### [What needs to be done]
Quote the whole listing word for word, please.

### [Record extracts]
⟨

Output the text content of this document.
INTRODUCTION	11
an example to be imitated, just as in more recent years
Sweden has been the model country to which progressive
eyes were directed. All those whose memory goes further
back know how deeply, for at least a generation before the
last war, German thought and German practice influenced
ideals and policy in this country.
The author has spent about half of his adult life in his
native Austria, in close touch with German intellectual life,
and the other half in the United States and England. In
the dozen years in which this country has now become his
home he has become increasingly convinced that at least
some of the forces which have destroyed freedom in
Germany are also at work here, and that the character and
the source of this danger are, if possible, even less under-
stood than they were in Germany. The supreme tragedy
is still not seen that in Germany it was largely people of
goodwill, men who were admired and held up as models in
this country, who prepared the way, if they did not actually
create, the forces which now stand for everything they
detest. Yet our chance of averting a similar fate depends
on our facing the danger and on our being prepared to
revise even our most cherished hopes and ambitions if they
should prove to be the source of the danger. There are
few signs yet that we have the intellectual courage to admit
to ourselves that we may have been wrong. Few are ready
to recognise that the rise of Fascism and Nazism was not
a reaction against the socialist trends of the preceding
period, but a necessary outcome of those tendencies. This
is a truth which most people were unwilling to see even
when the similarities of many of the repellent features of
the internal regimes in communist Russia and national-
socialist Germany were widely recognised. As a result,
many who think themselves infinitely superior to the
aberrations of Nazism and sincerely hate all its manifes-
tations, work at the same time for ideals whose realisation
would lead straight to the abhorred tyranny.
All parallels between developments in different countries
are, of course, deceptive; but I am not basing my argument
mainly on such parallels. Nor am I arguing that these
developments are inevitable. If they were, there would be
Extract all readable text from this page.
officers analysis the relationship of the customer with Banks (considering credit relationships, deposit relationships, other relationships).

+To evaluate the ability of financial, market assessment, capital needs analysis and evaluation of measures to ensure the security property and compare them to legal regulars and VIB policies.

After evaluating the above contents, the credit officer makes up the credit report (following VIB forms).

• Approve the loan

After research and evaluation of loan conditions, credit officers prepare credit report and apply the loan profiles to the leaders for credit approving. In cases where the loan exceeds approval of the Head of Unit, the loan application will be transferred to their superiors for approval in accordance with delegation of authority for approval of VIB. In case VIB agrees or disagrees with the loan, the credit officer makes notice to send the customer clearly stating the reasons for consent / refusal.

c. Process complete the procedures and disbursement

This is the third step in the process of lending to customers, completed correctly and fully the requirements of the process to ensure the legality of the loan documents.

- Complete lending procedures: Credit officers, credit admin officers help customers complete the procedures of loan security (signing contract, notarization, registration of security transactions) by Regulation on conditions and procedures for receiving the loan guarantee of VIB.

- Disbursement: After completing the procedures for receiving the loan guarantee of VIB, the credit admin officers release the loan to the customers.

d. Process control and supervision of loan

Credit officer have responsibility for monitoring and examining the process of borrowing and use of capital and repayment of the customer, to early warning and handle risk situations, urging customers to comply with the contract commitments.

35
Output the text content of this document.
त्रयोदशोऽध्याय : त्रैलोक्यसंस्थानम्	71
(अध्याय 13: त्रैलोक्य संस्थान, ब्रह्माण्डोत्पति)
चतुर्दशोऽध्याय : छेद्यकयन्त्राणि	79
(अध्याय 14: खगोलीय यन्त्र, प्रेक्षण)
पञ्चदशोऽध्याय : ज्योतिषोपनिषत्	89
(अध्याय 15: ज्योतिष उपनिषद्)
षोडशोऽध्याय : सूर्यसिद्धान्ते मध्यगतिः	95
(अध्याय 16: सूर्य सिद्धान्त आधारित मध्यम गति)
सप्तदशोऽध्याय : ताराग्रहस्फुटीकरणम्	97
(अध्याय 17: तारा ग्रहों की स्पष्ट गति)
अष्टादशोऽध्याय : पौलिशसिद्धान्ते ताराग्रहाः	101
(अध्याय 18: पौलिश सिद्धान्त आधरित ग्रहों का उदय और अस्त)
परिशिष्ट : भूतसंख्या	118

⟩

### [Correct result]
Output the text content of this document.
INTRODUCTION	11
an example to be imitated, just as in more recent years
Sweden has been the model country to which progressive
eyes were directed. All those whose memory goes further
back know how deeply, for at least a generation before the
last war, German thought and German practice influenced
ideals and policy in this country.
The author has spent about half of his adult life in his
native Austria, in close touch with German intellectual life,
and the other half in the United States and England. In
the dozen years in which this country has now become his
home he has become increasingly convinced that at least
some of the forces which have destroyed freedom in
Germany are also at work here, and that the character and
the source of this danger are, if possible, even less under-
stood than they were in Germany. The supreme tragedy
is still not seen that in Germany it was largely people of
goodwill, men who were admired and held up as models in
this country, who prepared the way, if they did not actually
create, the forces which now stand for everything they
detest. Yet our chance of averting a similar fate depends
on our facing the danger and on our being prepared to
revise even our most cherished hopes and ambitions if they
should prove to be the source of the danger. There are
few signs yet that we have the intellectual courage to admit
to ourselves that we may have been wrong. Few are ready
to recognise that the rise of Fascism and Nazism was not
a reaction against the socialist trends of the preceding
period, but a necessary outcome of those tendencies. This
is a truth which most people were unwilling to see even
when the similarities of many of the repellent features of
the internal regimes in communist Russia and national-
socialist Germany were widely recognised. As a result,
many who think themselves infinitely superior to the
aberrations of Nazism and sincerely hate all its manifes-
tations, work at the same time for ideals whose realisation
would lead straight to the abhorred tyranny.
All parallels between developments in different countries
are, of course, deceptive; but I am not basing my argument
mainly on such parallels. Nor am I arguing that these
developments are inevitable. If they were, there would be
Extract all readable text from this page.
officers analysis the relationship of the customer with Banks (considering credit relationships, deposit relationships, other relationships).

+To evaluate the ability of financial, market assessment, capital needs analysis and evaluation of measures to ensure the security property and compare them to legal regulars and VIB policies.

After evaluating the above contents, the credit officer makes up the credit report (following VIB forms).

• Approve the loan

After research and evaluation of loan conditions, credit officers prepare credit report and apply the loan profiles to the leaders for credit approving. In cases where the loan exceeds approval of the Head of Unit, the loan application will be transferred to their superiors for approval in accordance with delegation of authority for approval of VIB. In case VIB agrees or disagrees with the loan, the credit officer makes notice to send the customer clearly stating the reasons for consent / refusal.

c. Process complete the procedures and disbursement

This is the third step in the process of lending to customers, completed correctly and fully the requirements of the process to ensure the legality of the loan documents.

- Complete lending procedures: Credit officers, credit admin officers help customers complete the procedures of loan security (signing contract, notarization, registration of security transactions) by Regulation on conditions and procedures for receiving the loan guarantee of VIB.

- Disbursement: After completing the procedures for receiving the loan guarantee of VIB, the credit admin officers release the loan to the customers.

d. Process control and supervision of loan

Credit officer have responsibility for monitoring and examining the process of borrowing and use of capital and repayment of the customer, to early warning and handle risk situations, urging customers to comply with the contract commitments.

35
Output the text content of this document.
त्रयोदशोऽध्याय : त्रैलोक्यसंस्थानम्	71
(अध्याय 13: त्रैलोक्य संस्थान, ब्रह्माण्डोत्पति)
चतुर्दशोऽध्याय : छेद्यकयन्त्राणि	79
(अध्याय 14: खगोलीय यन्त्र, प्रेक्षण)
पञ्चदशोऽध्याय : ज्योतिषोपनिषत्	89
(अध्याय 15: ज्योतिष उपनिषद्)
षोडशोऽध्याय : सूर्यसिद्धान्ते मध्यगतिः	95
(अध्याय 16: सूर्य सिद्धान्त आधारित मध्यम गति)
सप्तदशोऽध्याय : ताराग्रहस्फुटीकरणम्	97
(अध्याय 17: तारा ग्रहों की स्पष्ट गति)
अष्टादशोऽध्याय : पौलिशसिद्धान्ते ताराग्रहाः	101
(अध्याय 18: पौलिश सिद्धान्त आधरित ग्रहों का उदय और अस्त)
परिशिष्ट : भूतसंख्या	118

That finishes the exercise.